*** Material to process
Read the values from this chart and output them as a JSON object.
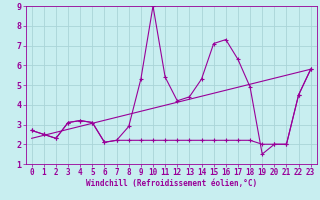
{
  "xlabel": "Windchill (Refroidissement éolien,°C)",
  "bg_color": "#c8eef0",
  "grid_color": "#aad4d8",
  "line_color": "#990099",
  "spine_color": "#990099",
  "xlim": [
    -0.5,
    23.5
  ],
  "ylim": [
    1,
    9
  ],
  "xticks": [
    0,
    1,
    2,
    3,
    4,
    5,
    6,
    7,
    8,
    9,
    10,
    11,
    12,
    13,
    14,
    15,
    16,
    17,
    18,
    19,
    20,
    21,
    22,
    23
  ],
  "yticks": [
    1,
    2,
    3,
    4,
    5,
    6,
    7,
    8,
    9
  ],
  "series1_x": [
    0,
    1,
    2,
    3,
    4,
    5,
    6,
    7,
    8,
    9,
    10,
    11,
    12,
    13,
    14,
    15,
    16,
    17,
    18,
    19,
    20,
    21,
    22,
    23
  ],
  "series1_y": [
    2.7,
    2.5,
    2.3,
    3.1,
    3.2,
    3.1,
    2.1,
    2.2,
    2.9,
    5.3,
    9.0,
    5.4,
    4.2,
    4.4,
    5.3,
    7.1,
    7.3,
    6.3,
    4.9,
    1.5,
    2.0,
    2.0,
    4.5,
    5.8
  ],
  "series2_x": [
    0,
    1,
    2,
    3,
    4,
    5,
    6,
    7,
    8,
    9,
    10,
    11,
    12,
    13,
    14,
    15,
    16,
    17,
    18,
    19,
    20,
    21,
    22,
    23
  ],
  "series2_y": [
    2.7,
    2.5,
    2.3,
    3.1,
    3.2,
    3.1,
    2.1,
    2.2,
    2.2,
    2.2,
    2.2,
    2.2,
    2.2,
    2.2,
    2.2,
    2.2,
    2.2,
    2.2,
    2.2,
    2.0,
    2.0,
    2.0,
    4.5,
    5.8
  ],
  "series3_x": [
    0,
    23
  ],
  "series3_y": [
    2.3,
    5.8
  ],
  "marker": "+",
  "markersize": 3,
  "linewidth": 0.8,
  "tick_fontsize": 5.5,
  "xlabel_fontsize": 5.5
}
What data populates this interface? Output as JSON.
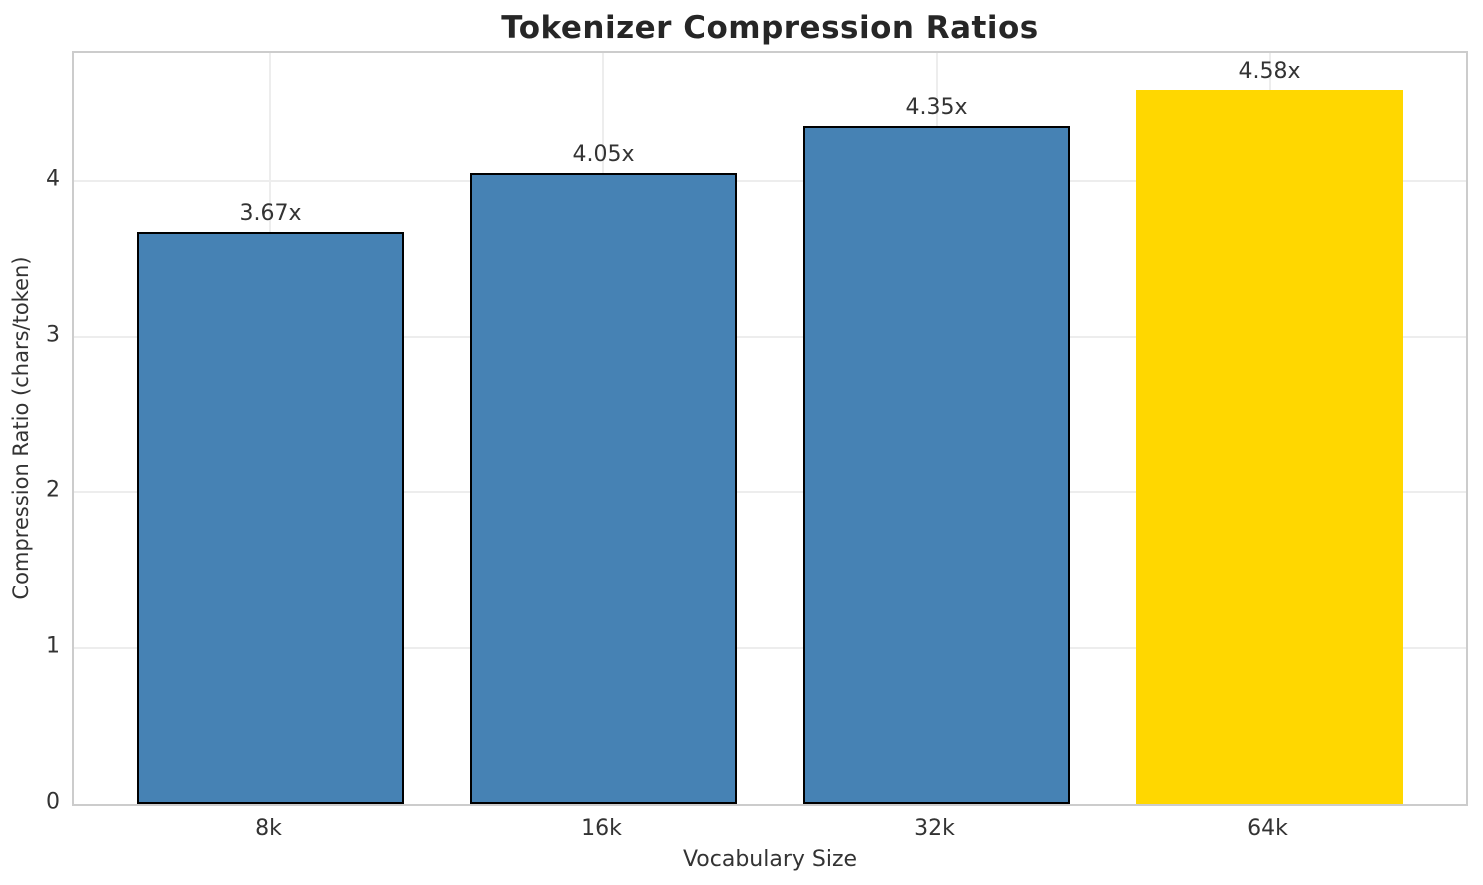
******
→ Do this
Quote in full the listing given above; the images are to be left out.

→ Output of the exercise
Read the values from this chart and output them as a JSON object.
{
  "xlabel": "Windchill (Refroidissement éolien,°C)",
  "bg_color": "#c8eef0",
  "grid_color": "#aad4d8",
  "line_color": "#990099",
  "spine_color": "#990099",
  "xlim": [
    -0.5,
    23.5
  ],
  "ylim": [
    1,
    9
  ],
  "xticks": [
    0,
    1,
    2,
    3,
    4,
    5,
    6,
    7,
    8,
    9,
    10,
    11,
    12,
    13,
    14,
    15,
    16,
    17,
    18,
    19,
    20,
    21,
    22,
    23
  ],
  "yticks": [
    1,
    2,
    3,
    4,
    5,
    6,
    7,
    8,
    9
  ],
  "series1_x": [
    0,
    1,
    2,
    3,
    4,
    5,
    6,
    7,
    8,
    9,
    10,
    11,
    12,
    13,
    14,
    15,
    16,
    17,
    18,
    19,
    20,
    21,
    22,
    23
  ],
  "series1_y": [
    2.7,
    2.5,
    2.3,
    3.1,
    3.2,
    3.1,
    2.1,
    2.2,
    2.9,
    5.3,
    9.0,
    5.4,
    4.2,
    4.4,
    5.3,
    7.1,
    7.3,
    6.3,
    4.9,
    1.5,
    2.0,
    2.0,
    4.5,
    5.8
  ],
  "series2_x": [
    0,
    1,
    2,
    3,
    4,
    5,
    6,
    7,
    8,
    9,
    10,
    11,
    12,
    13,
    14,
    15,
    16,
    17,
    18,
    19,
    20,
    21,
    22,
    23
  ],
  "series2_y": [
    2.7,
    2.5,
    2.3,
    3.1,
    3.2,
    3.1,
    2.1,
    2.2,
    2.2,
    2.2,
    2.2,
    2.2,
    2.2,
    2.2,
    2.2,
    2.2,
    2.2,
    2.2,
    2.2,
    2.0,
    2.0,
    2.0,
    4.5,
    5.8
  ],
  "series3_x": [
    0,
    23
  ],
  "series3_y": [
    2.3,
    5.8
  ],
  "marker": "+",
  "markersize": 3,
  "linewidth": 0.8,
  "tick_fontsize": 5.5,
  "xlabel_fontsize": 5.5
}
What data populates this interface? Output as JSON.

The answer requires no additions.